--- start ENTRIES PROVIDED ---

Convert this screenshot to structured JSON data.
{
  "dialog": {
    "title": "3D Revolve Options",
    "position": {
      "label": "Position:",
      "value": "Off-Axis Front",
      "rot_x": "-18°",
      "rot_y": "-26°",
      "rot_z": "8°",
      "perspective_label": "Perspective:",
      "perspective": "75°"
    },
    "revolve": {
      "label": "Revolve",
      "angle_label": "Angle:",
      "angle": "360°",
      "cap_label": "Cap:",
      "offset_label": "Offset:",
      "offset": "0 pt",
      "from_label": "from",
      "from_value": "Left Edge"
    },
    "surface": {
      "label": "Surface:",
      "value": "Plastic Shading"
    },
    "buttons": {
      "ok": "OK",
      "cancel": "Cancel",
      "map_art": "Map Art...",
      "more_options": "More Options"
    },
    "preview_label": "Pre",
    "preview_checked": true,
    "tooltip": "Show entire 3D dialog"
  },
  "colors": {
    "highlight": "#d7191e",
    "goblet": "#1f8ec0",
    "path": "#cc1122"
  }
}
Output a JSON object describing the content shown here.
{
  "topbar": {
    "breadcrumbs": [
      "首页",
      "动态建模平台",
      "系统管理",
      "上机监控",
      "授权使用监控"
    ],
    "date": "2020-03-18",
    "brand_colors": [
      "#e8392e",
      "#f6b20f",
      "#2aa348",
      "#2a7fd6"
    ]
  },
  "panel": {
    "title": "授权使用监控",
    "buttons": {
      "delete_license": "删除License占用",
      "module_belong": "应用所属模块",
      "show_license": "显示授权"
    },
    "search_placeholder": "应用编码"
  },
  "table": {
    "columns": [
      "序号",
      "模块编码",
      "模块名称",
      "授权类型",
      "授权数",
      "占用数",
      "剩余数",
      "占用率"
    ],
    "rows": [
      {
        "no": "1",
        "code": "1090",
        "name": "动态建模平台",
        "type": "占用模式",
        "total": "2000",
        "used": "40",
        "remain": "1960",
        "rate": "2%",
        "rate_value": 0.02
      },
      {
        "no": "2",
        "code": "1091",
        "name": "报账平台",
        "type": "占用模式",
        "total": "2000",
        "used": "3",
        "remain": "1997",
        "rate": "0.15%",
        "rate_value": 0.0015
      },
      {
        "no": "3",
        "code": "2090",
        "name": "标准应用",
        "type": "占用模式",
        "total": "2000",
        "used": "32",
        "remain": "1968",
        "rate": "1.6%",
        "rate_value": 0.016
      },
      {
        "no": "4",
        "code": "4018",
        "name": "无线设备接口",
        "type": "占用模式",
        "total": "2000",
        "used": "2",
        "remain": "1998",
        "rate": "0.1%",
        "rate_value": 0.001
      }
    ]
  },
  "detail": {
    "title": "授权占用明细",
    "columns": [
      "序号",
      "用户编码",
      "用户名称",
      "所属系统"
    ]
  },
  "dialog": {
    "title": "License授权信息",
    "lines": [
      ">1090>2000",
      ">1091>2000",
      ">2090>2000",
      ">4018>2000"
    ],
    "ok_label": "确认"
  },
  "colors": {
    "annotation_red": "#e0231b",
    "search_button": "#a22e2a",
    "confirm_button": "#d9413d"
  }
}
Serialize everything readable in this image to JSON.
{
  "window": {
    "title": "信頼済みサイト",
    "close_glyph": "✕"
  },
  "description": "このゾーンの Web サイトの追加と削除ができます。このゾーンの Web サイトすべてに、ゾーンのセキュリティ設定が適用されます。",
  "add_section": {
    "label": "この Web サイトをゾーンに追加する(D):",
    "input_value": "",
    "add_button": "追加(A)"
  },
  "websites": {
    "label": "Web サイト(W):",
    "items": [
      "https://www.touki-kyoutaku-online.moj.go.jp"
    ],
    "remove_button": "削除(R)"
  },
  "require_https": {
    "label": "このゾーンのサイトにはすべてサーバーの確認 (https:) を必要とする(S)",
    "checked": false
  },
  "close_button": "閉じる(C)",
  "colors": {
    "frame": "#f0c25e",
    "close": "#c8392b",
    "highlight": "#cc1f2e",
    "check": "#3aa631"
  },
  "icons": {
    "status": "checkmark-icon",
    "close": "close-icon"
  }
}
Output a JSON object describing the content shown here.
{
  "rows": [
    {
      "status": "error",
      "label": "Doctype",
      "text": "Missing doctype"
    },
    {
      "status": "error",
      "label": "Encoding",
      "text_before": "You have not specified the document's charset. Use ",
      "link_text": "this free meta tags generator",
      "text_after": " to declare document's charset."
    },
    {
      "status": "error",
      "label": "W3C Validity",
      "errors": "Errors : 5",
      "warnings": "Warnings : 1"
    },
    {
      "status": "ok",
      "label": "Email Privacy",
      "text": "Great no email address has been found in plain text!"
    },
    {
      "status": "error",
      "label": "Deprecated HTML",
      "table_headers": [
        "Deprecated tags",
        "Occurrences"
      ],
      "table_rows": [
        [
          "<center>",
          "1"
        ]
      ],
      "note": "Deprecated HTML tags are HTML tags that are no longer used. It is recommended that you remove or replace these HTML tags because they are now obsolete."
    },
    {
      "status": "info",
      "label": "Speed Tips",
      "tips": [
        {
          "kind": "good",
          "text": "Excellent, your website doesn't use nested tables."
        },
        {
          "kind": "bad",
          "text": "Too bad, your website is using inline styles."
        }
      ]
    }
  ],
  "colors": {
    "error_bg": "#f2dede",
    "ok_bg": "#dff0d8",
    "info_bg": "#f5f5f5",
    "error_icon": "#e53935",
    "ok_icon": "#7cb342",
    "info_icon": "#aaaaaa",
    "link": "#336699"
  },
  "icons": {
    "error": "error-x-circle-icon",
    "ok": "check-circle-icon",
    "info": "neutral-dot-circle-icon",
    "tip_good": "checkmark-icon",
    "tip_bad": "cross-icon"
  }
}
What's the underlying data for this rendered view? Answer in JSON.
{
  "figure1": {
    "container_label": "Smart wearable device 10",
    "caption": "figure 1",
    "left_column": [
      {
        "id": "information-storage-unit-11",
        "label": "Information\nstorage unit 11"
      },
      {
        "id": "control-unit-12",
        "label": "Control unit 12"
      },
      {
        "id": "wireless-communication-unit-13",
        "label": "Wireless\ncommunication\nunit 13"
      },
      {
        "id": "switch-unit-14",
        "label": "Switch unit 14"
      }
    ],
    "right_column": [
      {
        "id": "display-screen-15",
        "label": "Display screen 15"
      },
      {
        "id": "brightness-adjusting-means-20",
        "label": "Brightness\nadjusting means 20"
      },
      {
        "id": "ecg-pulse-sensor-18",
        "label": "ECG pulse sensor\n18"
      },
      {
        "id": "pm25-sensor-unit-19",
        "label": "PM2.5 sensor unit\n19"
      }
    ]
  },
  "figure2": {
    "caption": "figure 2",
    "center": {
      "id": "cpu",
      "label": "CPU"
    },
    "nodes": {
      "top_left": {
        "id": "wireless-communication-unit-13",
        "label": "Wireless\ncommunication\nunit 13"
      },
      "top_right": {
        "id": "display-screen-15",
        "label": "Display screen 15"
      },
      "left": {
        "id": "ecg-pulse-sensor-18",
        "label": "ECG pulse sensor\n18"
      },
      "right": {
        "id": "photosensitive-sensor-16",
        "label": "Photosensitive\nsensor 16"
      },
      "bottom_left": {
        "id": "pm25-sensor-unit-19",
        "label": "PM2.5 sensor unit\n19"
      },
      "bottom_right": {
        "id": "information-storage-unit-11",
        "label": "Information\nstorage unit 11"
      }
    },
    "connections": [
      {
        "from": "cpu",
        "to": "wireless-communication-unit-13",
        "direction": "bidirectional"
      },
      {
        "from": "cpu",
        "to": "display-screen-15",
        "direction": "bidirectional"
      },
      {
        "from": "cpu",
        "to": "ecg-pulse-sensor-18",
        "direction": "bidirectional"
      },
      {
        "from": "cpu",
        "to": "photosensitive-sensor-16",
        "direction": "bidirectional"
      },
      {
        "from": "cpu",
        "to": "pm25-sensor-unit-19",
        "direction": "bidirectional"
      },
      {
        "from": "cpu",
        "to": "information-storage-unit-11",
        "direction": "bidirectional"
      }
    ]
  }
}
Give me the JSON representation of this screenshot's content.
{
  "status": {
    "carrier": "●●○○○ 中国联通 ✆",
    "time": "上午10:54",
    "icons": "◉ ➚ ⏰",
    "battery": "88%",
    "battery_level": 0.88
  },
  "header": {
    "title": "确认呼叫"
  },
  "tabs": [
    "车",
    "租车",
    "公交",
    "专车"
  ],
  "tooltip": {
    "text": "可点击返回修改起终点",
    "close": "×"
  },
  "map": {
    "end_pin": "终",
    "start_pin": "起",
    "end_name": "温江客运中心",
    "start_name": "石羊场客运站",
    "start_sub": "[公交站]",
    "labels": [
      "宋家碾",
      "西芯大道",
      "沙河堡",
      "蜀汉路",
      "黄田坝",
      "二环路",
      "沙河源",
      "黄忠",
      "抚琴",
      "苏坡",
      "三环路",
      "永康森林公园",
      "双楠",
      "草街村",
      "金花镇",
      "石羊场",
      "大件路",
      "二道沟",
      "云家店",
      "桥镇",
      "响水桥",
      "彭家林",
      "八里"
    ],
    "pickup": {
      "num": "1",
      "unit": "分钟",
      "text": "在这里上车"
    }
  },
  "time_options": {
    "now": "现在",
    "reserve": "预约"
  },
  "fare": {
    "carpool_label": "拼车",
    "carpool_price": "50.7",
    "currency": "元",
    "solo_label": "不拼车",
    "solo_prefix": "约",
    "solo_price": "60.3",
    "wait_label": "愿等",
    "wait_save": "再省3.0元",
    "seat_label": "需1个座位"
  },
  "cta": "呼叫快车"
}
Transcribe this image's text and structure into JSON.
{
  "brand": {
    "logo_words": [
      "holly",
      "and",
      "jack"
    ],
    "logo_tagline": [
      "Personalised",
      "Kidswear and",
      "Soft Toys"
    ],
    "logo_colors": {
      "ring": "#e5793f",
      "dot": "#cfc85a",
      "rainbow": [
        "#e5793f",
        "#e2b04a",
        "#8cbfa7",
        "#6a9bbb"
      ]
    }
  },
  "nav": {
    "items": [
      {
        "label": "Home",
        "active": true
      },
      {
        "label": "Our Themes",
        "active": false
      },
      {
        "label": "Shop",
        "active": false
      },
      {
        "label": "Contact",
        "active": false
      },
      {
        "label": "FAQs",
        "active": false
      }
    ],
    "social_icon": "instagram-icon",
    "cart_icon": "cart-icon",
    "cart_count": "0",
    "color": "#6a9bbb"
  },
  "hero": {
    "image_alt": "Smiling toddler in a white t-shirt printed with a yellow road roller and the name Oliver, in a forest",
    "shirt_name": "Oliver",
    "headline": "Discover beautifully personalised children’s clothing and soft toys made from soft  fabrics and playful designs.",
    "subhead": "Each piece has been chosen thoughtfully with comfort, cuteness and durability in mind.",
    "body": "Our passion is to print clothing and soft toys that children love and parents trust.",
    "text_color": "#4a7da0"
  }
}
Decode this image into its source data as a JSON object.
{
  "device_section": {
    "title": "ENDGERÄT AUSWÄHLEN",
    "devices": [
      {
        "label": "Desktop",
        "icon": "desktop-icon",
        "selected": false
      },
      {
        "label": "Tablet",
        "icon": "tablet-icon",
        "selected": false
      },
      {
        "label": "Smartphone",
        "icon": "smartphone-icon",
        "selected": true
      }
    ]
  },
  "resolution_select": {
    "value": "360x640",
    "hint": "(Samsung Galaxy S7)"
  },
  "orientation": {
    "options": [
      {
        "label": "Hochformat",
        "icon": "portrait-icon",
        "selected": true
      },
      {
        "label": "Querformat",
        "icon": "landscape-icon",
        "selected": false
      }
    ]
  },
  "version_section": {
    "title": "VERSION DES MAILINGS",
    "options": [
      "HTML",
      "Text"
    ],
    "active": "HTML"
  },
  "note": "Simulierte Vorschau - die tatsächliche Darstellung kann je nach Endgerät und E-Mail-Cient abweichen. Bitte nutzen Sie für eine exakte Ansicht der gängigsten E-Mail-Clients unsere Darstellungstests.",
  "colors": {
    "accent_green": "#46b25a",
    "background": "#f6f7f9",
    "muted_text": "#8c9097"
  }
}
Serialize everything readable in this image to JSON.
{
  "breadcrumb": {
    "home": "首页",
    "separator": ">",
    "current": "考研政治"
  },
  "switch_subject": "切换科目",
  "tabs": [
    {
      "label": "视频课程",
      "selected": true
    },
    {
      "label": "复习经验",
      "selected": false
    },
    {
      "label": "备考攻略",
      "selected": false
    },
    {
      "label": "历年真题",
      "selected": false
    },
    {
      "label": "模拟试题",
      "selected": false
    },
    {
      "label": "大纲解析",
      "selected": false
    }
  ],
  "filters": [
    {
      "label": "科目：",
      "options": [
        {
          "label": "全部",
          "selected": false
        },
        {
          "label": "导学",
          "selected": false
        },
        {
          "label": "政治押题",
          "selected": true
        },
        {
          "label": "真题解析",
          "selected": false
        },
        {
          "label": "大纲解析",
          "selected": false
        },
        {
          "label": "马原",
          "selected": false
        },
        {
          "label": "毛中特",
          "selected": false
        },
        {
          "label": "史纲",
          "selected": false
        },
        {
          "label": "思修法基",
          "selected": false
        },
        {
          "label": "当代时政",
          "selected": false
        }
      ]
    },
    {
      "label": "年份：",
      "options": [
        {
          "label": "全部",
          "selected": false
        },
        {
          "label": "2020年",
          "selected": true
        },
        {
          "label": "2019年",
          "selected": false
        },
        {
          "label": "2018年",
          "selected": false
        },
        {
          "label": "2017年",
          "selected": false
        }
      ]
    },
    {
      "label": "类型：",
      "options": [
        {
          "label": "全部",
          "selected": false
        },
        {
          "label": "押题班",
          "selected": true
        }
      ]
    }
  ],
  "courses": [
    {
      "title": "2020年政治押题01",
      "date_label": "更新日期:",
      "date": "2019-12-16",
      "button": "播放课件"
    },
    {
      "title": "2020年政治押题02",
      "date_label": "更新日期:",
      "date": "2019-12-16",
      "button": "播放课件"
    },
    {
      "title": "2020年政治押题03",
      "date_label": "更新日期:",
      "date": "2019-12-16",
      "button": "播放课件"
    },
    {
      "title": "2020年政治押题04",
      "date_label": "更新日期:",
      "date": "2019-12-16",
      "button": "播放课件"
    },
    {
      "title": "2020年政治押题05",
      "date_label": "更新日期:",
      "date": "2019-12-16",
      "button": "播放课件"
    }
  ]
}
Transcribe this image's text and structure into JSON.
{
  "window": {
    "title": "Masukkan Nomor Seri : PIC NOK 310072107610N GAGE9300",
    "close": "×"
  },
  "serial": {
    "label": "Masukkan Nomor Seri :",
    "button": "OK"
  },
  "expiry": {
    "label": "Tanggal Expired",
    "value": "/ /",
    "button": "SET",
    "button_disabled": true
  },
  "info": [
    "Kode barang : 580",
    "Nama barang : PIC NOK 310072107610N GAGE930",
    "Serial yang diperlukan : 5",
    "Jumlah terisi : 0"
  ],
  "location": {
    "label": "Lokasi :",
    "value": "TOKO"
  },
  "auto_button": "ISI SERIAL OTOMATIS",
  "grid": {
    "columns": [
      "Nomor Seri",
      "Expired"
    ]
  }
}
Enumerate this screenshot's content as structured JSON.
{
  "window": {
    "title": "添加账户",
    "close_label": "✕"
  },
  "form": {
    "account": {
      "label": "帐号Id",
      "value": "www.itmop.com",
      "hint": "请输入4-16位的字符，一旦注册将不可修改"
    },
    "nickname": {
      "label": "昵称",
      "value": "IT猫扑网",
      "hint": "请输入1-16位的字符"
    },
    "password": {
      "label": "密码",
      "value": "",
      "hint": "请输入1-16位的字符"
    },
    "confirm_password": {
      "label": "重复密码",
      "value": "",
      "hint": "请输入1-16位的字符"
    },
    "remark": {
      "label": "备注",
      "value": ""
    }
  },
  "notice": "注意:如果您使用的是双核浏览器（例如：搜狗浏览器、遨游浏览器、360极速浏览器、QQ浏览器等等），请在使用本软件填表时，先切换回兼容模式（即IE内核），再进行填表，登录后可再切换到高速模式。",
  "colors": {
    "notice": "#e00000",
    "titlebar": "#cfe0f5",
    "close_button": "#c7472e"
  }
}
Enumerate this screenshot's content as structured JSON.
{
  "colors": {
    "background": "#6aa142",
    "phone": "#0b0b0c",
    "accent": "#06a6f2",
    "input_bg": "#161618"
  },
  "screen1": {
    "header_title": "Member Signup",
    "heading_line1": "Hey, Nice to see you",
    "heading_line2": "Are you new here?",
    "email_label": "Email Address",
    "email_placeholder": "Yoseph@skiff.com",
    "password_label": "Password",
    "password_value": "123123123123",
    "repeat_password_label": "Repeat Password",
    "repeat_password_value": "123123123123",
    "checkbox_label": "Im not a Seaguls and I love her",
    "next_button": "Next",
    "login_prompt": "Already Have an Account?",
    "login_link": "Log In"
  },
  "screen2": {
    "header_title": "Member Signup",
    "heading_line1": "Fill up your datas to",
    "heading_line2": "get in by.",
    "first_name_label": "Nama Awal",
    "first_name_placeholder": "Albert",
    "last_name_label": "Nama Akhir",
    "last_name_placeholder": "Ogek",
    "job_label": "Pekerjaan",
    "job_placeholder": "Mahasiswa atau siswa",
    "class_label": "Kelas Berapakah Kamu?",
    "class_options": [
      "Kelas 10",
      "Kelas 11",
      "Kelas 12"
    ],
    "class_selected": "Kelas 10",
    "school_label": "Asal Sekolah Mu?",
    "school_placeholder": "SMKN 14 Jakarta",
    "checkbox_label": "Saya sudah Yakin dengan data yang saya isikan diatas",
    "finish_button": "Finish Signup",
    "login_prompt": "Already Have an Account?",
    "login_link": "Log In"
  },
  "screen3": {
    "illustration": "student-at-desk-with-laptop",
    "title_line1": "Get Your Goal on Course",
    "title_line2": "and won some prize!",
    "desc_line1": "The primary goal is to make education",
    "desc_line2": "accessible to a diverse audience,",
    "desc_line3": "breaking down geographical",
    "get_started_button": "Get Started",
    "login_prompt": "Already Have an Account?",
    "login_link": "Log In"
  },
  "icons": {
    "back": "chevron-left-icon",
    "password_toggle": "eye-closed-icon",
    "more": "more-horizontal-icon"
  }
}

--- end ENTRIES PROVIDED ---

* _EXERCISE AIM_: Pull out every line in the material above where "checkmark" occurs.

* _RESULT OF THIS EXERCISE_:
    "status": "checkmark-icon",
    "tip_good": "checkmark-icon",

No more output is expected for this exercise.